=== TASK DESCRIPTION ===
Look through the material and copy each line holding "JSON".

=== THE RECORDS ===
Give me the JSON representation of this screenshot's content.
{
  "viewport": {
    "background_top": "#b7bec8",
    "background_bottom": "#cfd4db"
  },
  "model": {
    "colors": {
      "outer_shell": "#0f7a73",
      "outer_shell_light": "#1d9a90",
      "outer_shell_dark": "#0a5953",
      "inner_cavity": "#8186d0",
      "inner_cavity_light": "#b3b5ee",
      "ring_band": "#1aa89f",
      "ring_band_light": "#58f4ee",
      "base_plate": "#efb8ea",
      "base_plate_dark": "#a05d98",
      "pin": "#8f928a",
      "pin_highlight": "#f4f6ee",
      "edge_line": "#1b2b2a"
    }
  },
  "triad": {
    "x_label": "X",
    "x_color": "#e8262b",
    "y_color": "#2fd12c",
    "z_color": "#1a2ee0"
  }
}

--

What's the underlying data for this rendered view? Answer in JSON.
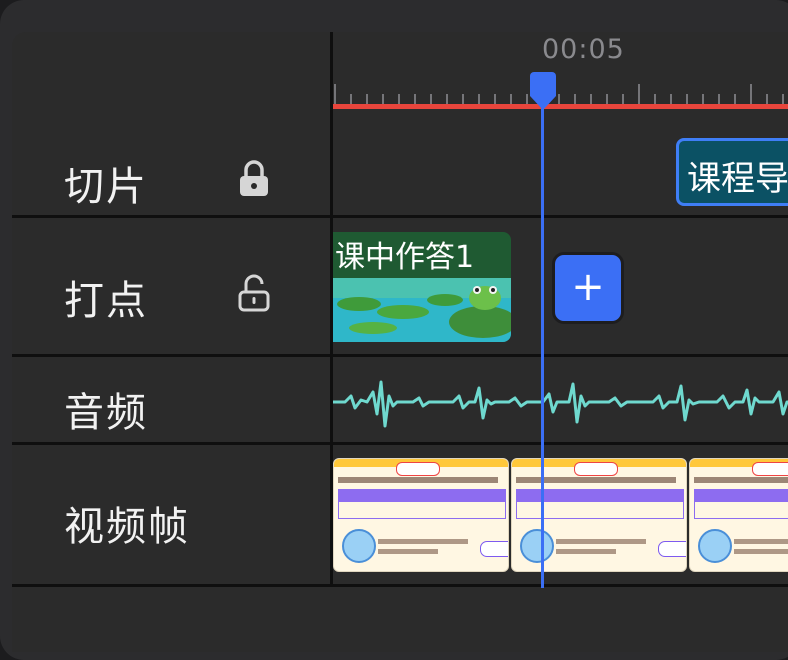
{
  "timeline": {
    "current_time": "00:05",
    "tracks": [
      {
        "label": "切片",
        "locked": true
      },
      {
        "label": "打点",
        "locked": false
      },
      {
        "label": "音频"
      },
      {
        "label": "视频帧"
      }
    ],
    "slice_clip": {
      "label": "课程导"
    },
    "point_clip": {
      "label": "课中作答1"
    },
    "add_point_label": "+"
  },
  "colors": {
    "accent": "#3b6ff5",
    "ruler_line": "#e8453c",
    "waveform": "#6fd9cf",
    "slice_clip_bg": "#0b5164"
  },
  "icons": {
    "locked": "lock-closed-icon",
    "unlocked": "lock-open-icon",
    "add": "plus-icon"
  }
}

--

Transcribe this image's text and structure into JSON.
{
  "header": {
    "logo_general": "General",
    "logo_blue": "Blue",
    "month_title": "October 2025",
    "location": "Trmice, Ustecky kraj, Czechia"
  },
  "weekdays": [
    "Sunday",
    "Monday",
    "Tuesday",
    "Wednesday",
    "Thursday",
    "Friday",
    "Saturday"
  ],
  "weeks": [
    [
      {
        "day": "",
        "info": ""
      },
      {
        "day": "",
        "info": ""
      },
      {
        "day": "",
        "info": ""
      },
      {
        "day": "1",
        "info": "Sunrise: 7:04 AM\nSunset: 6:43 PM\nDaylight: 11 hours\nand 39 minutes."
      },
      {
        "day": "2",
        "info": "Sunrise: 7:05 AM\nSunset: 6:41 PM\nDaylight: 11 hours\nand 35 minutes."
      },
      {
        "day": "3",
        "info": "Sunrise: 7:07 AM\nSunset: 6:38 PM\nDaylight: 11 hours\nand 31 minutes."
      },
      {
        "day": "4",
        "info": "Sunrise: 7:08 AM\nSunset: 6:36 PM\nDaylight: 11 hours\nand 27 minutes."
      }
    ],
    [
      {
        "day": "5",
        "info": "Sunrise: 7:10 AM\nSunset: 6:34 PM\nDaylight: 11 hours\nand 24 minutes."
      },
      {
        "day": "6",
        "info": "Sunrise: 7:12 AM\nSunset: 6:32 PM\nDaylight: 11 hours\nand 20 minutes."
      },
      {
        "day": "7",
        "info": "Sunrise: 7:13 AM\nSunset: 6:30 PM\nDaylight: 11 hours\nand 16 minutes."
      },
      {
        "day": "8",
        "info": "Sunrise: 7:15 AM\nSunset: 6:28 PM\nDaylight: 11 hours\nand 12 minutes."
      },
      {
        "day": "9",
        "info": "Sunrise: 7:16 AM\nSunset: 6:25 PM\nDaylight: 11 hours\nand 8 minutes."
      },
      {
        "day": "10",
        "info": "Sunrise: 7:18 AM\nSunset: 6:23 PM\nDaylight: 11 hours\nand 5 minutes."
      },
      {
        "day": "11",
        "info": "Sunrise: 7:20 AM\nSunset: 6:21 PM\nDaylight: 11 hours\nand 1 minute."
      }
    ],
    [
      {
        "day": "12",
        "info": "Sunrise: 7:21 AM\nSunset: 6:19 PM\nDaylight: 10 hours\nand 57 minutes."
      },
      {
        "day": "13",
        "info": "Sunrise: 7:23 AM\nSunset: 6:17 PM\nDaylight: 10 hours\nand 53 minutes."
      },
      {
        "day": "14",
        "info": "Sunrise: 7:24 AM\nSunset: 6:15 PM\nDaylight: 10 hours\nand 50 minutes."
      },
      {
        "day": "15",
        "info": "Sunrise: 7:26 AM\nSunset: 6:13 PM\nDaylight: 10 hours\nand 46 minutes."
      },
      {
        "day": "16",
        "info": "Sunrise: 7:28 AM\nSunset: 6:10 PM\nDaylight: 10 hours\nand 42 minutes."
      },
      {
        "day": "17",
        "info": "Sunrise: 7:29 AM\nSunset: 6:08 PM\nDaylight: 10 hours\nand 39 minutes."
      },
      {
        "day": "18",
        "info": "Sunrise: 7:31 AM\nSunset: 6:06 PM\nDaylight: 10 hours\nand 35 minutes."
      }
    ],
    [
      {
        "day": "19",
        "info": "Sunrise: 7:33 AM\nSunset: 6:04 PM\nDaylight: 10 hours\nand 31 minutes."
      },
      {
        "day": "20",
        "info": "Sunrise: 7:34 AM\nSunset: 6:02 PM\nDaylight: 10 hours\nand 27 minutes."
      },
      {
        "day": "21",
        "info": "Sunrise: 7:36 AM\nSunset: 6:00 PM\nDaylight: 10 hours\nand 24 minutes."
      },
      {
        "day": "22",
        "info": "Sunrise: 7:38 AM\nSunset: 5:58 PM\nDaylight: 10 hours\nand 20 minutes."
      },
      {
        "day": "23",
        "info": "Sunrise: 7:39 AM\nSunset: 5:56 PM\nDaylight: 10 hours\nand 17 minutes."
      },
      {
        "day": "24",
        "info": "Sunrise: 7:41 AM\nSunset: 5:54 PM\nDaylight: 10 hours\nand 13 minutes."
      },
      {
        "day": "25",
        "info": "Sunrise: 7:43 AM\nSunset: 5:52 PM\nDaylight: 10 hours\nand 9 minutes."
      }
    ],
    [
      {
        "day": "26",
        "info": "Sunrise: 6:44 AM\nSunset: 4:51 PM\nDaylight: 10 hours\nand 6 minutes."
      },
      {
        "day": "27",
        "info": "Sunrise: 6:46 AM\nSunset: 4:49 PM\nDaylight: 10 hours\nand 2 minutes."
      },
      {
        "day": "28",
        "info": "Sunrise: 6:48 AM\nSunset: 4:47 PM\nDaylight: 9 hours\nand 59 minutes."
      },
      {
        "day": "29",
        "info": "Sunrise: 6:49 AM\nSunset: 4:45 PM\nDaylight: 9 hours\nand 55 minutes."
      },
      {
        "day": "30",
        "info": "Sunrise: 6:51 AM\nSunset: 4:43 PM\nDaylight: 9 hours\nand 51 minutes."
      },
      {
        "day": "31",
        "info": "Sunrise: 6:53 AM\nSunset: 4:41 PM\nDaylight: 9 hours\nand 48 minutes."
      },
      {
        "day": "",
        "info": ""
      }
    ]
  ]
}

=== TASK ANSWER ===
Give me the JSON representation of this screenshot's content.
What's the underlying data for this rendered view? Answer in JSON.
Transcribe this image's text and structure into JSON.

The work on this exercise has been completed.